**Provided text**
↓

We’ve had some success, and we’re expanding our work. We’re collaborating with and investing alongside fellow researchers and developers. Scientists compete to be the first, and they count on potent sharing of what has been discovered to advance the process. They want to be able to be able to share their work in an environment where why they do what they do, truly matters . . . they want to know that their work will be funded and their ideas will be merit tested, and advances merited, and they will be rewarded fairly. We’re privileged to be creating that kind of environment at Industrial Heat.

I think it’s clear now that Darden does not have a Rossi-only strategy, but wants to open up an umbrella under which other LENR researchers in the field can gather and collaborate.

Business Approach

Darden showed that Cherokee/IH will follow a commerce-based philosophy when it comes to business operations. Andrea Rossi has often defended this approach as being the most efficient way to gather the necessary capital to diffuse a technology widely, and this means protection of intellectual property and industrial secrets. Darden echoed this sentiment when he said they had looked at alternative approaches, but determined that:

“We engage with the large companies and we all need them to achieve ubiquity for your ideas. We want to work in a collaborative way with many more large companies, and we want to help others do that.”

When Darden talks about ubiquity here, he means, I believe, getting this technology out everywhere as quickly and efficiently as possible. It sounds to me that the engagement with large companies has begun — perhaps companies that have the manufacturing capacity to help produce IHs E-Cats and other LENR devices. Partnering with established companies would be much more efficient than IH trying to build manufacturing and distribution capacity on their own.

Scientific Promulgation
An intriguing part of Darden’s speech was when he talked about the responsibility to think of the needs of society and of others first. He said this:

“You have the ability to give the world a healing gift. Many also will have the opportunity to benefit from that. I’m a businessman and I believe business is usually the most effective means of achieving social or environment reform. As well as for implementing technologies — business is usually the most effective means of achieving social or environmental reform — I believe that. But we must always think first about the needs of others, about the needs of society, the needs of our planet. I do not want success if it comes at someone else’s detriment. My goal is to give your science away, to get out broadly and equitably to the world, to see you receive honor and rewards for your efforts.”

↑

**Saved data entries**
↓

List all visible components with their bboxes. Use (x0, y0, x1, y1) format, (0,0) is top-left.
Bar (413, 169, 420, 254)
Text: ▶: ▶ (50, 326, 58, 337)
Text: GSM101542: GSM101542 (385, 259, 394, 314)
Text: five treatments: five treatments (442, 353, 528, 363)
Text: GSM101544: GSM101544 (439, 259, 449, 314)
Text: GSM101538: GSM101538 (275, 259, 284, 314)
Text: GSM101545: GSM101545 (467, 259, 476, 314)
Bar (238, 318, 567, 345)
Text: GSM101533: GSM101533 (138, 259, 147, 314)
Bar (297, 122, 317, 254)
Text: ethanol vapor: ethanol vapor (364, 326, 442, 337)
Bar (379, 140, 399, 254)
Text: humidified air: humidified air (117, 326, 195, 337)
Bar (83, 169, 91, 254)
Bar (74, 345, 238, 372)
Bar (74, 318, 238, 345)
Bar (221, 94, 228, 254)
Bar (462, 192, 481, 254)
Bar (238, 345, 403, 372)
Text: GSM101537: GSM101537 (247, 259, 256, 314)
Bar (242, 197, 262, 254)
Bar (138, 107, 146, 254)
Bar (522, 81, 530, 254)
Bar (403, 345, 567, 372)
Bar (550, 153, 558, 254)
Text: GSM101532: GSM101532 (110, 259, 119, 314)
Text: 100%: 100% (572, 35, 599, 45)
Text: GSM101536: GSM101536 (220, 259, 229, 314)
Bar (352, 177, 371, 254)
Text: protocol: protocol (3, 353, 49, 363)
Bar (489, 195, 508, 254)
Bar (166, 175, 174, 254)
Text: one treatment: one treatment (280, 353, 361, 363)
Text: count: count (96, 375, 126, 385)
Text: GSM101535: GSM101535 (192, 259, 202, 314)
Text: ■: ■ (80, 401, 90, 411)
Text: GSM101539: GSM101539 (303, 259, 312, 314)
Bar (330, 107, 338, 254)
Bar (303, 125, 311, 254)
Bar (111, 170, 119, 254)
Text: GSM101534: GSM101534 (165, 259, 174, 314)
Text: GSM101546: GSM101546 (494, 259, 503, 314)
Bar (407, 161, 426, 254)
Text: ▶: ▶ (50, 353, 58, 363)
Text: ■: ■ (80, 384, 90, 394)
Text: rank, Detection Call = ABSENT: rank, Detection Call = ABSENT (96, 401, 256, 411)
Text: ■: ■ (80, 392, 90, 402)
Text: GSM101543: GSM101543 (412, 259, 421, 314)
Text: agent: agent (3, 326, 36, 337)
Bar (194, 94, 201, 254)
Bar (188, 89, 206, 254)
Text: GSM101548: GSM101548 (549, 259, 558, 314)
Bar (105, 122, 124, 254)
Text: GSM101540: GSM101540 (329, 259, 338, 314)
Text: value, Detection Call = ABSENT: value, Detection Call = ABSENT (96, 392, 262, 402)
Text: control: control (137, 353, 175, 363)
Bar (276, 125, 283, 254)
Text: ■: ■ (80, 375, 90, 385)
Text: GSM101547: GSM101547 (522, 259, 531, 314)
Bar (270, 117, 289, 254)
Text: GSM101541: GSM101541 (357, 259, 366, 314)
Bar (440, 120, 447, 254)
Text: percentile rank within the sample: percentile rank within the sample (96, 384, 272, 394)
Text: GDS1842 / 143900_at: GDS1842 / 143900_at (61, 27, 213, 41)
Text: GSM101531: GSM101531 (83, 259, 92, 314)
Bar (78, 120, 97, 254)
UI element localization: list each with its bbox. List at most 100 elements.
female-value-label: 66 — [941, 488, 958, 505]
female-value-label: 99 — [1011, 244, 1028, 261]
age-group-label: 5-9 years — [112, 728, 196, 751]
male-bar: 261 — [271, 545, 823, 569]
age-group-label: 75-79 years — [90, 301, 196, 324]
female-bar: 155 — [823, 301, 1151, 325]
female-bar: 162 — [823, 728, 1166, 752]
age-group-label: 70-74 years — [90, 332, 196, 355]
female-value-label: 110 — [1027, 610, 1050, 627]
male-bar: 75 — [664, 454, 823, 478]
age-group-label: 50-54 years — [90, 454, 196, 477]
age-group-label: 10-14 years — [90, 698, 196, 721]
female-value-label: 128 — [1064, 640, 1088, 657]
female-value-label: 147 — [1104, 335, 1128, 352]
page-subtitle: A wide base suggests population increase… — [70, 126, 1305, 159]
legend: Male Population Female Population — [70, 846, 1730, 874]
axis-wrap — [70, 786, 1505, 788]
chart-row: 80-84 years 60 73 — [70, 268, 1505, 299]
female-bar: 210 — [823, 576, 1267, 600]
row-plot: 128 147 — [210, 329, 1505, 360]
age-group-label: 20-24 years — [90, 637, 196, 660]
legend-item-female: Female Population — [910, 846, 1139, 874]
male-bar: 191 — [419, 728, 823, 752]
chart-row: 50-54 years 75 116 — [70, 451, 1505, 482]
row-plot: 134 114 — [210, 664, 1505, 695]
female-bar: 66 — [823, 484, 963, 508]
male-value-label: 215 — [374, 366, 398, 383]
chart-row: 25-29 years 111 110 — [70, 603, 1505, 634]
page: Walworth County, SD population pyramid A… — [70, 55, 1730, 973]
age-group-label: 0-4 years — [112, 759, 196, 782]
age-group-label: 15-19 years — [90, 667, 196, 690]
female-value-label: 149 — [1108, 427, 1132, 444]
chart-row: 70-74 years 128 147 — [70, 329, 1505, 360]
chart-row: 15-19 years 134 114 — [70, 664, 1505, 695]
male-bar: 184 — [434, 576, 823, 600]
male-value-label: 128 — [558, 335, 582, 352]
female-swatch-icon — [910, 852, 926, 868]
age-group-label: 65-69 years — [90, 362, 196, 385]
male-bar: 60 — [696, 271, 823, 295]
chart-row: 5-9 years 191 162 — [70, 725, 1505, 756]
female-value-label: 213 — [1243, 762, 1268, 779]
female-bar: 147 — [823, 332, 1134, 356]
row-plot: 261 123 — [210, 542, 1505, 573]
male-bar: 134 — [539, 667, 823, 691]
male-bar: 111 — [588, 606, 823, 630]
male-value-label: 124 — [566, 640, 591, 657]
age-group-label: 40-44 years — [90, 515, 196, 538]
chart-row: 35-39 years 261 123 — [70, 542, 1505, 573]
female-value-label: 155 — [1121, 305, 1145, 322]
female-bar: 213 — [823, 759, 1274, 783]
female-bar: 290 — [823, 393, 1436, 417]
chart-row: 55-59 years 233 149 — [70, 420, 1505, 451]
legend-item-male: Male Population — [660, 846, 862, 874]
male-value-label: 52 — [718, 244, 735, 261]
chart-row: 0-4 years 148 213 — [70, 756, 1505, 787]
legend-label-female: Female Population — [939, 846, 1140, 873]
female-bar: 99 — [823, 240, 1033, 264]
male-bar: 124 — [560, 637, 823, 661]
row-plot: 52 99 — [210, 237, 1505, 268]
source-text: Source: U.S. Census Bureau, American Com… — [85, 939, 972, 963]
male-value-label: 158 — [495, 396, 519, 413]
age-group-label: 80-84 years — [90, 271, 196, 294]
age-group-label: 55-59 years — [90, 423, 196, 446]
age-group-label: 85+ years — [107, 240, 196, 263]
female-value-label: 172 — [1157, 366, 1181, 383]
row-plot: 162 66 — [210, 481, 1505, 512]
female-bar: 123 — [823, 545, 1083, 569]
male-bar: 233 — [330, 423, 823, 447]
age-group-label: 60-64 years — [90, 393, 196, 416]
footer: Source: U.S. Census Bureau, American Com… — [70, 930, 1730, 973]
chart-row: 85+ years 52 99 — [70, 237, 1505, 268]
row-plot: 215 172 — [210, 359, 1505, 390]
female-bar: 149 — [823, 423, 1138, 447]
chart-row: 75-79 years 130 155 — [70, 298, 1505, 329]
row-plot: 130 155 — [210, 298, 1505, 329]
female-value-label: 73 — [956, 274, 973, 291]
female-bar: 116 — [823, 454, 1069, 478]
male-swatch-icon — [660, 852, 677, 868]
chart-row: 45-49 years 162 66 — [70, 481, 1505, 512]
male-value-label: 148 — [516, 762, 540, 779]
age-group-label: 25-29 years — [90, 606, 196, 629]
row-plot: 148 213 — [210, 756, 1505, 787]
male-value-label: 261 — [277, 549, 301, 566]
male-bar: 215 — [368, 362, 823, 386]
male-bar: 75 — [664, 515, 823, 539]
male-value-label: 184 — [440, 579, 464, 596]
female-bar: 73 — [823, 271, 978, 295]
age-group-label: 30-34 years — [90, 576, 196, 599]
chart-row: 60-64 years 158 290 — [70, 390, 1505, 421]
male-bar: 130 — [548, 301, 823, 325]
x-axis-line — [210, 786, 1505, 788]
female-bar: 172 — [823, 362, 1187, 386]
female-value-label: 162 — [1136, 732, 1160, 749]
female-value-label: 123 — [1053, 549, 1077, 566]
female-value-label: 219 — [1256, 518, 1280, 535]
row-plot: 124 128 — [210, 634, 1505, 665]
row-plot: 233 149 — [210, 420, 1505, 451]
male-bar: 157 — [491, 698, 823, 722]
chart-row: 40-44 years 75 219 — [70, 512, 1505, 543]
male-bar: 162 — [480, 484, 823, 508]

↑

**Task description**
Continue the write-up on Darden's speech and Industrial Heat from where it stops, keeping its voice and style.

**Result**
I am curious about how IH intends to do this.

Confidence

I think yesterday’s speech was given from a sense of confidence in the reality and utility of LENR. I don’t think Tom Darden would have flown to Italy to speak to an LENR conference if he was unsure of whether LENR could make a difference. When he talked about paradigm shifts, ‘abundant non-polluting energy’, a ‘tipping point’, and the ‘signs of progress’ being ‘so significant’, I think he was basing that assessment on what he knows — and I think this is probably largely based on what Andrea Rossi has demonstrated, and perhaps he has seen progress in other of his LENR investments.

Darden laid out his vision yesterday of using LENR to “to pass on a world that is better than the one we received.” I don’t think there are many who are positive regarding LENR who would disagree with that. However I am sure that the Cherokee/IH approach to reaching the goals of a clean and prosperous planet will be debated for a long time to come. There is a strong ‘open source’ sentiment among many who are in the LENR community, and we see every day people sharing ideas and discoveries to help in the spreading of knowledge about LENR widely and openly. I think we will see this parallel-track approach to LENR continue — some in the business camp, some in the open source camp, and some in both camps.

Where it all ends up, I don’t know — but there is certainly plenty of new energy surrounding the field today, which I think bodes well for the the future of LENR.